What you need to do —
Records follow. Copy every line with "text".

-- START OF Materials provided --

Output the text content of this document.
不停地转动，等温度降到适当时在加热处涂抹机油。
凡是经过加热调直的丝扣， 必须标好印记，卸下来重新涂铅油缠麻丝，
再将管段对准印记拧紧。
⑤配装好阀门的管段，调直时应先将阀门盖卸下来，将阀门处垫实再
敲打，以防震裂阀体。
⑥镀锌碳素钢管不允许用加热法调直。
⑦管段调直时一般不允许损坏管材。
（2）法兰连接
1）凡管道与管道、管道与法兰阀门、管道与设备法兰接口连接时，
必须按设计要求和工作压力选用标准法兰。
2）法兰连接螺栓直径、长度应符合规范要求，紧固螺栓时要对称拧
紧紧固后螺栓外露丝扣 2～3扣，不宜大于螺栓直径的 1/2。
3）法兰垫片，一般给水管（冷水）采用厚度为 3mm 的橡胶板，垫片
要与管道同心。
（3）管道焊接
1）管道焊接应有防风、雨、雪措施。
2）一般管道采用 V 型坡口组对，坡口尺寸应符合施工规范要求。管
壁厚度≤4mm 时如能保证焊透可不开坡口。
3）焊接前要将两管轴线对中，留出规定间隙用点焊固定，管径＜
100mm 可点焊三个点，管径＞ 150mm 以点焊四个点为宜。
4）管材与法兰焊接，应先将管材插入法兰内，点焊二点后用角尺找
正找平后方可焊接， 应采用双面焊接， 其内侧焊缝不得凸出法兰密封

-- END OF Materials provided --
-- START OF Materials provided --

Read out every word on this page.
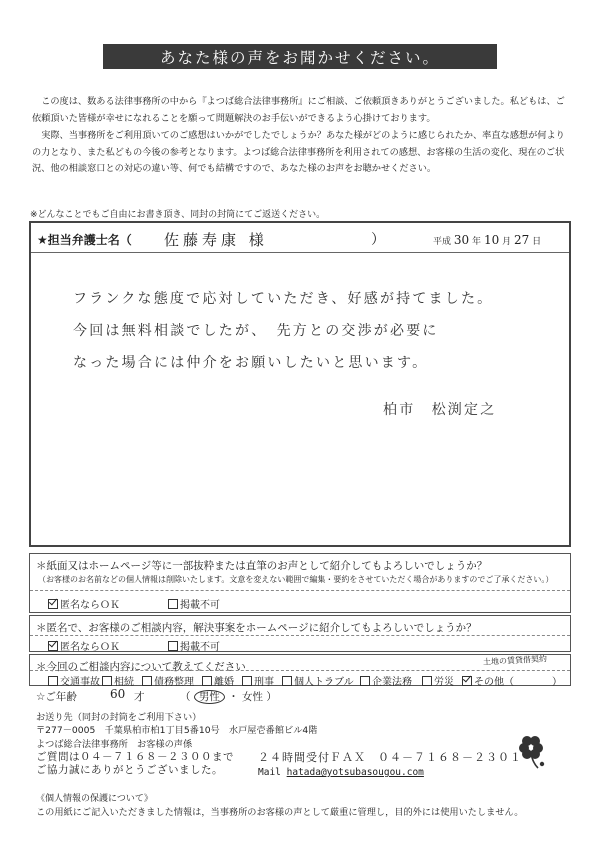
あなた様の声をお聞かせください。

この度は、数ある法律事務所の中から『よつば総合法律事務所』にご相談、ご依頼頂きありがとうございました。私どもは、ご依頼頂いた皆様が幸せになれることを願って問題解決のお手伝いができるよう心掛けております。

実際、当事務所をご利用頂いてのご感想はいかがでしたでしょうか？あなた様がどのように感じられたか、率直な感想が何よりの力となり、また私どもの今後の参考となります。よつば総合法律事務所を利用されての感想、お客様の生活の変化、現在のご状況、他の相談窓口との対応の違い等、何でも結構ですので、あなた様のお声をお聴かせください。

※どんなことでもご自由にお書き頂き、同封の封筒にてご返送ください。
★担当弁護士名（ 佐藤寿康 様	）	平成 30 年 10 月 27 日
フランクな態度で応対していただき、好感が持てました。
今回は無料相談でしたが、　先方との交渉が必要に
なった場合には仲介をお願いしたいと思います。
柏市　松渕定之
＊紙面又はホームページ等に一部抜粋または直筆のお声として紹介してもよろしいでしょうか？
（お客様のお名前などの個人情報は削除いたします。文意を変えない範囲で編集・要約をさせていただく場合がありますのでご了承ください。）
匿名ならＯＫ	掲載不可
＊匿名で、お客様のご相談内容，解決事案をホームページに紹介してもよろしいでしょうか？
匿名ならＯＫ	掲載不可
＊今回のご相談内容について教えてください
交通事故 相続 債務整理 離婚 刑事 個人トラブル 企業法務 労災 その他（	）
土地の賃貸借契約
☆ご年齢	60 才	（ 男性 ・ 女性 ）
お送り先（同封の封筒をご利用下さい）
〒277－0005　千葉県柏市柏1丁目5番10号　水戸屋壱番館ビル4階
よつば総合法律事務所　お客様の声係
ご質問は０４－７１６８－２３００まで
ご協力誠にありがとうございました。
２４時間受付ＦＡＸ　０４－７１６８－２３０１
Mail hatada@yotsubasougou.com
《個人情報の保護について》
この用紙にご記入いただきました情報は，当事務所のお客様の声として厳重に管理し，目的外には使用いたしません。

-- END OF Materials provided --
-- START OF Materials provided --

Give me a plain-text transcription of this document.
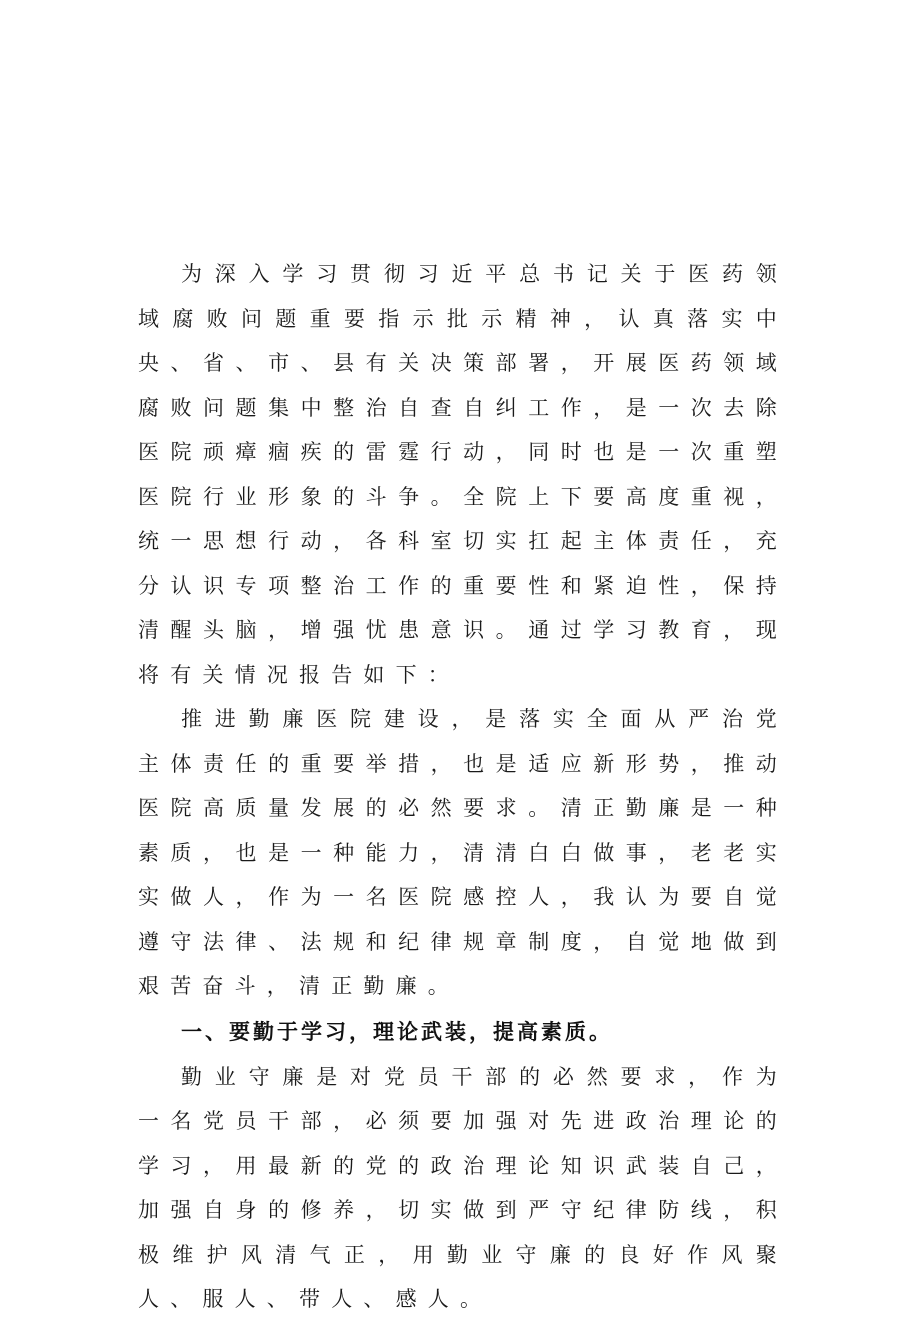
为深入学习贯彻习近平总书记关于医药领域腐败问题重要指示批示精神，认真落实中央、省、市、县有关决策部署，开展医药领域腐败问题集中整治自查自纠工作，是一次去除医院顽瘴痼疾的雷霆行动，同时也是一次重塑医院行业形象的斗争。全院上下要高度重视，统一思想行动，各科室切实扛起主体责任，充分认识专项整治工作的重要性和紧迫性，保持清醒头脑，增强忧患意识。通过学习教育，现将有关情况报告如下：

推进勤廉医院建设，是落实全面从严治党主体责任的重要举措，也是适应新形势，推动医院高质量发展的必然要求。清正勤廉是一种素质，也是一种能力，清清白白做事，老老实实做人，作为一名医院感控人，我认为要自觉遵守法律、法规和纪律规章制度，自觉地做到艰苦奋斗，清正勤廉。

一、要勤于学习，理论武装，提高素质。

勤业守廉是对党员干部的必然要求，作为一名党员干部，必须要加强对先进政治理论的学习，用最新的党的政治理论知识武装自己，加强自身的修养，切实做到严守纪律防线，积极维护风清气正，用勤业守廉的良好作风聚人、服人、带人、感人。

-- END OF Materials provided --

Complete answer —
Output the text content of this document.
Give me a plain-text transcription of this document.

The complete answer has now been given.